■ TO BE DONE
From the listing below, pick out each line with the word "percent".

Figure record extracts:
┌────────
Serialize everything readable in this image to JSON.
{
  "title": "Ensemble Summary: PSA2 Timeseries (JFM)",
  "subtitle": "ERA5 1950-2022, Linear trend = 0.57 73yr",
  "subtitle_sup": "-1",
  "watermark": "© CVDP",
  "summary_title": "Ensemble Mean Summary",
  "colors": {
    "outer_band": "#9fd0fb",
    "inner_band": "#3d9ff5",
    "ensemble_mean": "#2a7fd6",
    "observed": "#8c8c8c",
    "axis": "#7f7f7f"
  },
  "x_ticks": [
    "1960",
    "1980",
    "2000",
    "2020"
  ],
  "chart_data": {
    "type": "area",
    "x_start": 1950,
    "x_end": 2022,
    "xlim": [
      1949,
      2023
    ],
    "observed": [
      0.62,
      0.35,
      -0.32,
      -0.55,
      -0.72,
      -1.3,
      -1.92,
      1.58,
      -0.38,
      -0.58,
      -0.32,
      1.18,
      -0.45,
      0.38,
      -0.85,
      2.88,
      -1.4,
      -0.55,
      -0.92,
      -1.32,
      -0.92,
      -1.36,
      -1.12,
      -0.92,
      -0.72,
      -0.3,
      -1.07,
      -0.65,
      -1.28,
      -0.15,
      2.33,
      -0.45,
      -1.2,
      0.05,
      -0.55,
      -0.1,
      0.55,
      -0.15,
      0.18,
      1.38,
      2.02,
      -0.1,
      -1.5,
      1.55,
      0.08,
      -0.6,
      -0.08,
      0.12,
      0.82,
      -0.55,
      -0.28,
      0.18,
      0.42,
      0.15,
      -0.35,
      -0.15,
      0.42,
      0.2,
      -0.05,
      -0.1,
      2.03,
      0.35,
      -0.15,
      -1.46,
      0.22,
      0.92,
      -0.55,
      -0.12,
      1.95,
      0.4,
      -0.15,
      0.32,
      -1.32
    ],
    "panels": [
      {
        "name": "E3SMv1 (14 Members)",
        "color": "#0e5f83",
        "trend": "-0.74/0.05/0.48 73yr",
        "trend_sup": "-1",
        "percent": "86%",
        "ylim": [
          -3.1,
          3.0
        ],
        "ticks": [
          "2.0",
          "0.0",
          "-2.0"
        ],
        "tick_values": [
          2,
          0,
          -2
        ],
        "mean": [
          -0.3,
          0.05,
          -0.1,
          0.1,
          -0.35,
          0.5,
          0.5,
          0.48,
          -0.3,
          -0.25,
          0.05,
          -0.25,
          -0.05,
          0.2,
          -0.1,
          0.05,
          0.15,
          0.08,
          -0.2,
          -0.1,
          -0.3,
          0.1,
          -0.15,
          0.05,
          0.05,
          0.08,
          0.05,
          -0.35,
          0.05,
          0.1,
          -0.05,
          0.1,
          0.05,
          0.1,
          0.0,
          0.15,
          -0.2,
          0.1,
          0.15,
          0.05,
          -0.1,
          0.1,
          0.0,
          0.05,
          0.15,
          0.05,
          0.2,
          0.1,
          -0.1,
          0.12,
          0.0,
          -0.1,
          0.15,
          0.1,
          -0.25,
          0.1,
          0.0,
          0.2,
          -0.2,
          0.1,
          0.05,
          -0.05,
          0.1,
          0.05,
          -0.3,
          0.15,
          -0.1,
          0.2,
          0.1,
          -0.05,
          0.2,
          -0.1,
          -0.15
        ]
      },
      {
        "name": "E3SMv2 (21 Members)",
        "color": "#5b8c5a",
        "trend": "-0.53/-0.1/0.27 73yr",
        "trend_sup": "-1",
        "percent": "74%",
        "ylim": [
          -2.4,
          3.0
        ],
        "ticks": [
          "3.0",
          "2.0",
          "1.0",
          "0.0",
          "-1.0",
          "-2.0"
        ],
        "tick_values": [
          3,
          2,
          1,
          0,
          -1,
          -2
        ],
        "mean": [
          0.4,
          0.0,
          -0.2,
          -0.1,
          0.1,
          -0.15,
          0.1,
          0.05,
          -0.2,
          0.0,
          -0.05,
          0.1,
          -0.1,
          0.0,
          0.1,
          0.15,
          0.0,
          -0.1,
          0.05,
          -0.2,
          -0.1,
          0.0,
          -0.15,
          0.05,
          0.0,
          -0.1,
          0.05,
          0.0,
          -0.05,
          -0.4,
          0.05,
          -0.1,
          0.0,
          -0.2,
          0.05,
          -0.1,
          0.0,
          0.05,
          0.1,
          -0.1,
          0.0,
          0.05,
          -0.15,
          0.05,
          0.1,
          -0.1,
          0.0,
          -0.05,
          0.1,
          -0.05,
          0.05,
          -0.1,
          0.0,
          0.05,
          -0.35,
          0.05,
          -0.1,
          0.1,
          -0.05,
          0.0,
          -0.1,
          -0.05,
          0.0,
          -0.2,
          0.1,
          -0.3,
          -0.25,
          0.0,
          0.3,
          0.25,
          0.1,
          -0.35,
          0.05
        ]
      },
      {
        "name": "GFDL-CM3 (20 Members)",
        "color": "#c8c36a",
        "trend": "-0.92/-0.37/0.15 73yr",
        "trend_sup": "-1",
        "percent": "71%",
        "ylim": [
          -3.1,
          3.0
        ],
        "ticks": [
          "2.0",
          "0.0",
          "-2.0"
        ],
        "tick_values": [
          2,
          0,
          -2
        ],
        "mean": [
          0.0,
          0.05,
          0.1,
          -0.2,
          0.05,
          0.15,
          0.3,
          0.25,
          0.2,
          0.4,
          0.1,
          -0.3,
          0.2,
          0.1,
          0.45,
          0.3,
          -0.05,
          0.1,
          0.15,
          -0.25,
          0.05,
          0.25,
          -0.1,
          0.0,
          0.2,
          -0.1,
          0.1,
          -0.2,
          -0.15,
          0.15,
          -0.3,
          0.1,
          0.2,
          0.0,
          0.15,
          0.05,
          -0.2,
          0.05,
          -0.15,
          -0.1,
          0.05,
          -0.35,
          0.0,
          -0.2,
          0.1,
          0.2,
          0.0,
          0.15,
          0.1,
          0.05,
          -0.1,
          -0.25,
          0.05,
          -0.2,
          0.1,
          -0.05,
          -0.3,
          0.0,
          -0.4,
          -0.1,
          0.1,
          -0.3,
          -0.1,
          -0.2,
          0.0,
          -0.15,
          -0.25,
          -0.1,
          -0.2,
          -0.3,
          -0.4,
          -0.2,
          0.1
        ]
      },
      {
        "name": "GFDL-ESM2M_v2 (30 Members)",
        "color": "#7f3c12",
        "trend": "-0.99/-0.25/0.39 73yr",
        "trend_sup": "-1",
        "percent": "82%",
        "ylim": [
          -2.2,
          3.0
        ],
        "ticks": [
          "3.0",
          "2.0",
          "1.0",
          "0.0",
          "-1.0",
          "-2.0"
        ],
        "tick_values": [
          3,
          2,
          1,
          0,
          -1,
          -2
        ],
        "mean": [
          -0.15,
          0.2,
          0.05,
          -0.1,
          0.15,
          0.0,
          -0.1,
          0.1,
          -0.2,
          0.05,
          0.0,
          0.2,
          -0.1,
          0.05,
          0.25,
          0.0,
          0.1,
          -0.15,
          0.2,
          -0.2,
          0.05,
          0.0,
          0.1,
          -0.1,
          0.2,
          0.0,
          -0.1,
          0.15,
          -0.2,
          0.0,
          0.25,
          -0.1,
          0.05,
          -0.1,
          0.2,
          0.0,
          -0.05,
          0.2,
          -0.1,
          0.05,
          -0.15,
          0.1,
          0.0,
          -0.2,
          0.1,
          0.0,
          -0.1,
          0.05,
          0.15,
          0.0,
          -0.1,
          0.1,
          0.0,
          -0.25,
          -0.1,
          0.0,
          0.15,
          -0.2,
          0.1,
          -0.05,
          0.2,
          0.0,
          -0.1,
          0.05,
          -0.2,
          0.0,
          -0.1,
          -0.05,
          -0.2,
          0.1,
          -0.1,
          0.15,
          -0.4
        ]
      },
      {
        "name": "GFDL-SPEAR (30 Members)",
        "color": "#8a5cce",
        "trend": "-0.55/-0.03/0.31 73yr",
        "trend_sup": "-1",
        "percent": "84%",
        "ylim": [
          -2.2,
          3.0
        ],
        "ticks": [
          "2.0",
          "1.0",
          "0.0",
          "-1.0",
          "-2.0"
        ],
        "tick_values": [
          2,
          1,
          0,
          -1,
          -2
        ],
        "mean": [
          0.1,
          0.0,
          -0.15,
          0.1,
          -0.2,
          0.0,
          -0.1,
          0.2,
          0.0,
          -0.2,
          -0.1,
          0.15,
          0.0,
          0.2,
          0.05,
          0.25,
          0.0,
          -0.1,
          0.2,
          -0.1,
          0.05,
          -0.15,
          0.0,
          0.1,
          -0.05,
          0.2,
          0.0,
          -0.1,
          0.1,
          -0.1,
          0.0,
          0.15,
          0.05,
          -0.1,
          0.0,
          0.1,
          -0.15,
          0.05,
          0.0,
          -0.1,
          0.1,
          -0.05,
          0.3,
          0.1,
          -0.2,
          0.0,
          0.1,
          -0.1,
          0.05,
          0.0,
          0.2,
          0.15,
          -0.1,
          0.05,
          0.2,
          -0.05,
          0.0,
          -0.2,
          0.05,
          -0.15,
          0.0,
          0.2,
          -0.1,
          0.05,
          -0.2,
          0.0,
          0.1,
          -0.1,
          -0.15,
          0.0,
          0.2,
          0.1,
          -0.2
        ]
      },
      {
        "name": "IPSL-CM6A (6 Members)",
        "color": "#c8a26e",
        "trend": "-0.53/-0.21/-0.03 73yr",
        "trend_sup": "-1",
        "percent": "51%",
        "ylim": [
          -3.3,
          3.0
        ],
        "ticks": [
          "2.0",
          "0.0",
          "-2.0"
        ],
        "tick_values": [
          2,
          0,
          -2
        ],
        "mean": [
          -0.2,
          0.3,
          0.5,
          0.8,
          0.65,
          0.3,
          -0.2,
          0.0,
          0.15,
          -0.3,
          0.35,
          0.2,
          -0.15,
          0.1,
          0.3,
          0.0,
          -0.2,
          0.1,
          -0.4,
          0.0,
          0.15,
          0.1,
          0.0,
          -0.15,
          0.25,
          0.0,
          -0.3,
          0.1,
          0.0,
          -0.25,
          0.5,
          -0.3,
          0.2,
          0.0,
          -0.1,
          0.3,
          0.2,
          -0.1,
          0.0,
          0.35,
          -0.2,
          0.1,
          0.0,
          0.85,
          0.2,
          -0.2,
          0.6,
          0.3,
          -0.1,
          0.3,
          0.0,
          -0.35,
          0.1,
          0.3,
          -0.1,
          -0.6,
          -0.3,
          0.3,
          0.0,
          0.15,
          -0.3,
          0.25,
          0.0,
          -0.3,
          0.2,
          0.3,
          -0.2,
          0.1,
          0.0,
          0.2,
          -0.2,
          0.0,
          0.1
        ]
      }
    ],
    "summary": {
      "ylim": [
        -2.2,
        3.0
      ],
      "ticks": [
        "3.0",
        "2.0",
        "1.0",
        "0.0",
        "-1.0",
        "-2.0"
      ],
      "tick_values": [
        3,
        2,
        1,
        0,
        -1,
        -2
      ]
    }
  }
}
└────────
■ CORRECT RESULT
        "percent": "86%",
        "percent": "74%",
        "percent": "71%",
        "percent": "82%",
        "percent": "84%",
        "percent": "51%",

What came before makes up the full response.